Solution #2: Every time there would be a request to a certain actor that would change it's state, the actor will, after processing the request, broadcast information about the change to all other actors of the same type whom would change their state according to the info send by the original actor. This seems very inefficient and rather clumsy.
Solution #3: Having a certain node serve as sort of a state node, in which there would be actors that represent the state of the entire server. Any other actor, except the actors in such node would have no state and would ask actors in the "state node" everytime they would need some data. This seems also inefficient and kinda fault-nonproof.
So there you have it. Only solution i actually like is the first one, but like i said, it probably works in only very limited subset of problems (when state can be broken into redis structures). Any response from more experienced gurus would be very appriciated.
Regards, Tomas Herman
Solution #1 could possibly be slow. Also, it is a bottleneck and a single point of failure (meaning the application stops working if the node with the database fails). Solution #3 has similar problems.
Solution #2 is less trivial than it seems. First, it is a single point of failure. Second, there are no atomicity or other ordering guarantees (such as regularity) for reads or writes, unless you do a total order broadcast (which is more expensive than a regular broadcast). In fact, most distributed register algorithms will do broadcasts under-the-hood, so, while inefficient, it may be necessary.
From what you've described, you need atomicity for your distributed register. What do I mean by atomicity? Atomicity means that any read or write in a sequence of concurrent reads and writes appears as if it occurs in single point in time.

→ WORK INSTRUCTIONS:
(a) In the discussion of actor state, why does the reply say that broadcasting may be necessary even though it is inefficient? Answer in one to three sentences.
(b) Resume the discussion of sharing state among actors, beginning right after its last sentence.
The data after this point come from a separate source and are unrelated to the discussion of actor state.

→ RAW DATA:
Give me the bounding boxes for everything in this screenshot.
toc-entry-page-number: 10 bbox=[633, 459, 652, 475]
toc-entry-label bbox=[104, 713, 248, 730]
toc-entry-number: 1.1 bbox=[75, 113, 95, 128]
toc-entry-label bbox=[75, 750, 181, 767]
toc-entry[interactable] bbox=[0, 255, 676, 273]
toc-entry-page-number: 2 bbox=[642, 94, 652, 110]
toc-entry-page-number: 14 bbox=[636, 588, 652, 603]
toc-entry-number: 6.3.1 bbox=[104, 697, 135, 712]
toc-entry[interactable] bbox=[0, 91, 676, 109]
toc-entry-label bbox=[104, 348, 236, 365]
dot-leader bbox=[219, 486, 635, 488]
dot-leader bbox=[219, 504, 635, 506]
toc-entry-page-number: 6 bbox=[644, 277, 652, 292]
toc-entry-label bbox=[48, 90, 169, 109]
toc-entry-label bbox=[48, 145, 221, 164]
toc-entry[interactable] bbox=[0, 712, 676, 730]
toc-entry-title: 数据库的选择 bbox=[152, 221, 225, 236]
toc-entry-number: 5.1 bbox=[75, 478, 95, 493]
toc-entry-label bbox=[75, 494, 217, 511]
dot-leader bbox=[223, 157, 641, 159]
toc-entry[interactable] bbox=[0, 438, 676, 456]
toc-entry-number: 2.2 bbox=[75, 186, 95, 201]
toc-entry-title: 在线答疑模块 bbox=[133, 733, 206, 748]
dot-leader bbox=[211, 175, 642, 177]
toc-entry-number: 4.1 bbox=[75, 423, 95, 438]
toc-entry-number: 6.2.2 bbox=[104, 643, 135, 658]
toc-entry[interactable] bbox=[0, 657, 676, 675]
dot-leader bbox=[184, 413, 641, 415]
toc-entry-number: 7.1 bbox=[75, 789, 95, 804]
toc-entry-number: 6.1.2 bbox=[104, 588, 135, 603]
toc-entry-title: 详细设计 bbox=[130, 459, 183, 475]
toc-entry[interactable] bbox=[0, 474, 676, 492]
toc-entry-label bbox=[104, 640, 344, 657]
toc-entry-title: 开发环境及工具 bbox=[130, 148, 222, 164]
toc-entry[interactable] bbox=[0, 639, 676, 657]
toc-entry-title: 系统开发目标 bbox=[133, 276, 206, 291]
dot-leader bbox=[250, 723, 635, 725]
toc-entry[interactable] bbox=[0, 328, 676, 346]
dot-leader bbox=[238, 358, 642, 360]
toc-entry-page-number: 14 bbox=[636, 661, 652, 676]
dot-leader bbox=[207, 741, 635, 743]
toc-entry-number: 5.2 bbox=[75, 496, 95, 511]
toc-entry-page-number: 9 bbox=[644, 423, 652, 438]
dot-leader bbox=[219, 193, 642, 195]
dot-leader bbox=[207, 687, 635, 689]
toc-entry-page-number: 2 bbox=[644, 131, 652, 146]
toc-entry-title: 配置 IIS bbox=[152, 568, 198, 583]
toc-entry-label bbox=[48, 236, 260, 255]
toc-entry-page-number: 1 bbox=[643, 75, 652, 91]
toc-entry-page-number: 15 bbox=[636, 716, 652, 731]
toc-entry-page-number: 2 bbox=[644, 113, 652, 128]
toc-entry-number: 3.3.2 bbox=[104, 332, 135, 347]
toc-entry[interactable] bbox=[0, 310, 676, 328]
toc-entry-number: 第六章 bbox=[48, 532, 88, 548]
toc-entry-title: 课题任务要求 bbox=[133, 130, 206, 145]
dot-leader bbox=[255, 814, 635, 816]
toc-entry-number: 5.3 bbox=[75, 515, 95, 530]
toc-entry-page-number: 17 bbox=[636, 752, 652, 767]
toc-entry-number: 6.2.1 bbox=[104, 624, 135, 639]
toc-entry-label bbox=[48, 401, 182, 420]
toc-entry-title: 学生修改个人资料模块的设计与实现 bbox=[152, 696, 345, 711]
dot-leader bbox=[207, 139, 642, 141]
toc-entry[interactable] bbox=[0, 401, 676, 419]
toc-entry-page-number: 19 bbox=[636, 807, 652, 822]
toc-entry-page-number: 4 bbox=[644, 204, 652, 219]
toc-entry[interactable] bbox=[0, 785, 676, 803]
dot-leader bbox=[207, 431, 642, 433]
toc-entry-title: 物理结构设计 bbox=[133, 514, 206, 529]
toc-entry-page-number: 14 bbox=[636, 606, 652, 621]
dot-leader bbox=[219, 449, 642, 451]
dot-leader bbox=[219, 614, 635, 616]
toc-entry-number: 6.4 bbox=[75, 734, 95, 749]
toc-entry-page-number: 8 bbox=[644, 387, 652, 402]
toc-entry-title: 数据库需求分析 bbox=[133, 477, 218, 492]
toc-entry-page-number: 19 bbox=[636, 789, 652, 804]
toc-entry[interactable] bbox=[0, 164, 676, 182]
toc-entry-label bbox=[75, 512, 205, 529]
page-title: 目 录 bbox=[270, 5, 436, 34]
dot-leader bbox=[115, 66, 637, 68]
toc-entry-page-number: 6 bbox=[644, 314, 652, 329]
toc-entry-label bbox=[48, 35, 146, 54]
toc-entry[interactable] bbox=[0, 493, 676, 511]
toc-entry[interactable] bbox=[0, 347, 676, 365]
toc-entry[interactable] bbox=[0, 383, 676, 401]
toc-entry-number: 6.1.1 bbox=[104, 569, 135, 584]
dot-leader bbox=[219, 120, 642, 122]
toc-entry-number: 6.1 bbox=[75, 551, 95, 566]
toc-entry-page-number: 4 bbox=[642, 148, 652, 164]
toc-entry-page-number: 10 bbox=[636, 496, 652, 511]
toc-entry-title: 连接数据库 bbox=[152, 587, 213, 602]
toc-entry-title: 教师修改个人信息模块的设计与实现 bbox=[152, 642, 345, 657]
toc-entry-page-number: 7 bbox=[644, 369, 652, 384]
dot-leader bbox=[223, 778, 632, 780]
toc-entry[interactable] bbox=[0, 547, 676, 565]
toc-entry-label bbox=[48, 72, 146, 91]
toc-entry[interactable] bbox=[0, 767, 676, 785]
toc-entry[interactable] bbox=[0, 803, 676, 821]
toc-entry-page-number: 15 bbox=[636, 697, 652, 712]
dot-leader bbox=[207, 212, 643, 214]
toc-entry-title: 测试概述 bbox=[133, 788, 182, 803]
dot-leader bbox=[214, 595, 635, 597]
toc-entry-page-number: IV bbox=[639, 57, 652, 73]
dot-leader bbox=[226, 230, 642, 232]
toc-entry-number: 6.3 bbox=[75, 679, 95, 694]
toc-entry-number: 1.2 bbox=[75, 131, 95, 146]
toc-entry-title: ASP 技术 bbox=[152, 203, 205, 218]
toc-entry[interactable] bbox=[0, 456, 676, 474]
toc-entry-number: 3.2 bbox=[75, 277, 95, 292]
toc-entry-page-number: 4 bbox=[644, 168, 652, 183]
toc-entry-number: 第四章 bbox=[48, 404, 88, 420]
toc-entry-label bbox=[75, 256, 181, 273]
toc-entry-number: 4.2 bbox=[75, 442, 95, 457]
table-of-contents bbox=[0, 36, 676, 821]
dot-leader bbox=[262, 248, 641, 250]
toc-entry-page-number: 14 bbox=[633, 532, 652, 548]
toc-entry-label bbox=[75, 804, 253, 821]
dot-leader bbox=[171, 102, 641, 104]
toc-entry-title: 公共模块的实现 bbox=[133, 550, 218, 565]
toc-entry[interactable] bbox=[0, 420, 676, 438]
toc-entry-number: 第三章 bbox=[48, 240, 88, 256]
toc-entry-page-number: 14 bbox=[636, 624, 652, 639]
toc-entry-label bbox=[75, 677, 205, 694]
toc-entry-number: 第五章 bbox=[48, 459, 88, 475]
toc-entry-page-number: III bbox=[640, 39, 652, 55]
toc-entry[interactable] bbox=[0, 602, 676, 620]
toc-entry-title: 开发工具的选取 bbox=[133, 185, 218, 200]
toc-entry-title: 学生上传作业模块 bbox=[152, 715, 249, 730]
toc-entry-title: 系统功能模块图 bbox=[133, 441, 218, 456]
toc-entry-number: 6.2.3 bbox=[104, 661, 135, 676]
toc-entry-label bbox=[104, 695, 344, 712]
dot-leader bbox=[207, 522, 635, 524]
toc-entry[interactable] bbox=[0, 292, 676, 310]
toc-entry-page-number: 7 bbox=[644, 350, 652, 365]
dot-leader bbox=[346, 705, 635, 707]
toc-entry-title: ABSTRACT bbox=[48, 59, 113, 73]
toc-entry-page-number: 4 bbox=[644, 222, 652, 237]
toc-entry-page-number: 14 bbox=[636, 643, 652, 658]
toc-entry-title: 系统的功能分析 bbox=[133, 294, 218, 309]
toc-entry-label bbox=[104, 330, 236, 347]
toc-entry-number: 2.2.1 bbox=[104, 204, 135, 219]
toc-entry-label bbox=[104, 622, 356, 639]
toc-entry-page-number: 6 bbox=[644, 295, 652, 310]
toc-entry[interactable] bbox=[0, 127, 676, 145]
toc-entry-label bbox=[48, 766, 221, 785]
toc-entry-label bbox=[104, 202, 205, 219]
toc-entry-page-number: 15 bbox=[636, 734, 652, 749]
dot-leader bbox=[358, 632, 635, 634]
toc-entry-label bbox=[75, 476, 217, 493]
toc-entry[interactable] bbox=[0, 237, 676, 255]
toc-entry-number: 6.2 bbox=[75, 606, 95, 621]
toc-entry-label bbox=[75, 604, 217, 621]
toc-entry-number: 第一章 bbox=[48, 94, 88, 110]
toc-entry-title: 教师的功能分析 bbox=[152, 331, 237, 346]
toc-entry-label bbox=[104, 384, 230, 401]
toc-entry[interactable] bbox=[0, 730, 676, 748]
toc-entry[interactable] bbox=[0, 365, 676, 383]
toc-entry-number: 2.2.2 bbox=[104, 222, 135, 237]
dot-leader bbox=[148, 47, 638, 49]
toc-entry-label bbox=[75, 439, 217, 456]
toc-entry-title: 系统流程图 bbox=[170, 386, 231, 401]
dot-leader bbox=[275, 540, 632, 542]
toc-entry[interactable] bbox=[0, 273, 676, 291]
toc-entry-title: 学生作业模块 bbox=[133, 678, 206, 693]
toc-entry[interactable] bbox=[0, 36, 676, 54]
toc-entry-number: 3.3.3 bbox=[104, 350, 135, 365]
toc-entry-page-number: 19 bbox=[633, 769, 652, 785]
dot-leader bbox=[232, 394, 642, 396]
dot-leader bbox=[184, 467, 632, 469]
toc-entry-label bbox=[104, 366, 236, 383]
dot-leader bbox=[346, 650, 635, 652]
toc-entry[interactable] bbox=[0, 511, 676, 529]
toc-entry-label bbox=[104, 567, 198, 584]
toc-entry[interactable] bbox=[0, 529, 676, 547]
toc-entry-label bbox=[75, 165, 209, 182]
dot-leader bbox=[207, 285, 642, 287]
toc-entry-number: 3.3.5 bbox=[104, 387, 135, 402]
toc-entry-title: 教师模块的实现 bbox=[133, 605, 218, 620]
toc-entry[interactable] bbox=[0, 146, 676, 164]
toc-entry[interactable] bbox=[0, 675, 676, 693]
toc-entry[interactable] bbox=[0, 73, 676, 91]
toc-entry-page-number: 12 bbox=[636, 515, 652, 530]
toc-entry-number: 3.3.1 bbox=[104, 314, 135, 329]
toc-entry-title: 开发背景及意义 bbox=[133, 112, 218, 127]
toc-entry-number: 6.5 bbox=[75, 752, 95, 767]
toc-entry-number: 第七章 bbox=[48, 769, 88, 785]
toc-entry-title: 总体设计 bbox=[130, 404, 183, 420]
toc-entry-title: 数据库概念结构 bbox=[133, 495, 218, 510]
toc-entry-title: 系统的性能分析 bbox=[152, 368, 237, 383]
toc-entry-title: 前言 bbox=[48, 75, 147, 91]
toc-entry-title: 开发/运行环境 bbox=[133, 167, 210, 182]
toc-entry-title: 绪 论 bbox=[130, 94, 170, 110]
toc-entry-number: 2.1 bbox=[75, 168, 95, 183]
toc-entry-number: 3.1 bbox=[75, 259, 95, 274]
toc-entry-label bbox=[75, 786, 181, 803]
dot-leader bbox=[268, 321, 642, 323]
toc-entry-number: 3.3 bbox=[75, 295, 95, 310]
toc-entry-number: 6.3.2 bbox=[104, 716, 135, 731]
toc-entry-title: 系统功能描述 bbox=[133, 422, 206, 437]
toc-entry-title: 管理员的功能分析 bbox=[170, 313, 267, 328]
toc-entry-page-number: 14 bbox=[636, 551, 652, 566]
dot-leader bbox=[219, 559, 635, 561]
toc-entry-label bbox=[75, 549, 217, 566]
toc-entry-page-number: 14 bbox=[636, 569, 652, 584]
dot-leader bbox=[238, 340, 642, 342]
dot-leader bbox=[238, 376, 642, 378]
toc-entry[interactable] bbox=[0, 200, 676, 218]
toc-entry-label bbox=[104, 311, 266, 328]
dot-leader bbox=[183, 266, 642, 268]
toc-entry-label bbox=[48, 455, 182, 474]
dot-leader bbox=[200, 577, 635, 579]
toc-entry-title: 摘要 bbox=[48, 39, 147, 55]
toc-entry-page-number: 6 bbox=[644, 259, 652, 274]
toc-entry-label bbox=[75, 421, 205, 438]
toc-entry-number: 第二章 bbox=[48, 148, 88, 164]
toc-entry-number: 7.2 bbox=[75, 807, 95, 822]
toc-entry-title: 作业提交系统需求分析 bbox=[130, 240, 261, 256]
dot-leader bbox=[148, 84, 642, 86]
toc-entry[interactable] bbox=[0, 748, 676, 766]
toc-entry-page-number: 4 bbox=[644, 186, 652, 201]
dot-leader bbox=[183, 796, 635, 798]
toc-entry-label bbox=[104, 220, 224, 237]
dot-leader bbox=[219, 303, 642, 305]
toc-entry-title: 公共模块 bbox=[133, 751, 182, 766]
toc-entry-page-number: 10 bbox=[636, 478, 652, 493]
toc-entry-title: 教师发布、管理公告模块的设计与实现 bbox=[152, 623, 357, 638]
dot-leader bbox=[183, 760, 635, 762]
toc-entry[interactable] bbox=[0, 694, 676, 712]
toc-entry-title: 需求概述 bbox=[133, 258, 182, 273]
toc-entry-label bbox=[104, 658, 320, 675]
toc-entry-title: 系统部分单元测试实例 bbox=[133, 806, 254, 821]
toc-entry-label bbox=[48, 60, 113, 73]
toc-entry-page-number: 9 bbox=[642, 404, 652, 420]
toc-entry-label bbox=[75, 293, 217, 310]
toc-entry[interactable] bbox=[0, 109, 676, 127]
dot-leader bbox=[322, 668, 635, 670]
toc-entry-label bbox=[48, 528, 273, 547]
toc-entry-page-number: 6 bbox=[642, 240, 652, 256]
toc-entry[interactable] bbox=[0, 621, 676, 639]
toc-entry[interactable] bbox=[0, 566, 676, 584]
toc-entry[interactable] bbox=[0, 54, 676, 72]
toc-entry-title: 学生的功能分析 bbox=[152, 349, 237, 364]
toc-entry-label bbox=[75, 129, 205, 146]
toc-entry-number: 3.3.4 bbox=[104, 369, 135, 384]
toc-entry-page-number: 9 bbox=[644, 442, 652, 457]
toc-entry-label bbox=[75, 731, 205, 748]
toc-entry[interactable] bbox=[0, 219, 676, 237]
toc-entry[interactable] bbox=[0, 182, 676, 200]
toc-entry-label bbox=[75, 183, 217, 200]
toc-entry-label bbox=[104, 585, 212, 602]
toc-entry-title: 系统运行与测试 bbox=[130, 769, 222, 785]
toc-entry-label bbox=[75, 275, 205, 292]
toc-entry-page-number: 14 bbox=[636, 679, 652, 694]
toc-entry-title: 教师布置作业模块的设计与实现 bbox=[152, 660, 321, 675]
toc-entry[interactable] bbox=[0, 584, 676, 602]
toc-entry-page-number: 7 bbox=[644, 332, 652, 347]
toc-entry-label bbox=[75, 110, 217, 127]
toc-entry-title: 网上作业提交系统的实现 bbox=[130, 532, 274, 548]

→ TASK-BY-TASK ANSWERS:
(a) The reply says that most distributed register algorithms perform broadcasts under the hood. For that reason, broadcasting may be unavoidable despite its inefficiency.

(b)
Informally, in the Solution #2 with a single actor holding a register, this guarantees that if 2 subsequent writes W1 and then W2 to the register occur (meaning 2 broadcasts), then no other actor reading the values from the register will read them in the order different than first W1 and then W2 (it's actually more involved than that). If you go through a couple of examples of subsequent broadcasts where messages arrive to destination at different points in time, you will see that such an ordering property isn't guaranteed at all.
If ordering guarantees or atomicity aren't an issue, some sort of a gossip-based algorithm might do the trick to slowly propagate changes to all the nodes. This probably wouldn't be very helpful in your example.
If you want fully fault-tolerant and atomic, I recommend you to read this book on reliable distributed programming by Rachid Guerraoui and Luís Rodrigues, or the parts related to distributed register abstractions. These algorithms are built on top of a message passing communication layer and maintain a distributed register supporting read and write operations. You can use such an algorithm to store distributed state information. However, they aren't applicable to thousands of nodes or large clusters because they do not scale, typically having complexity polynomial in the number of nodes.
On the other hand, you may not need to have the state of the distributed register replicated across all of the nodes - replicating it across a subset of your nodes (instead of just one node) and accessing those to read or write from it, providing a certain level of fault-tolerance (only if the entire subset of nodes fails, will the register information be lost). You can possibly adapt the algorithms in the book to serve this purpose.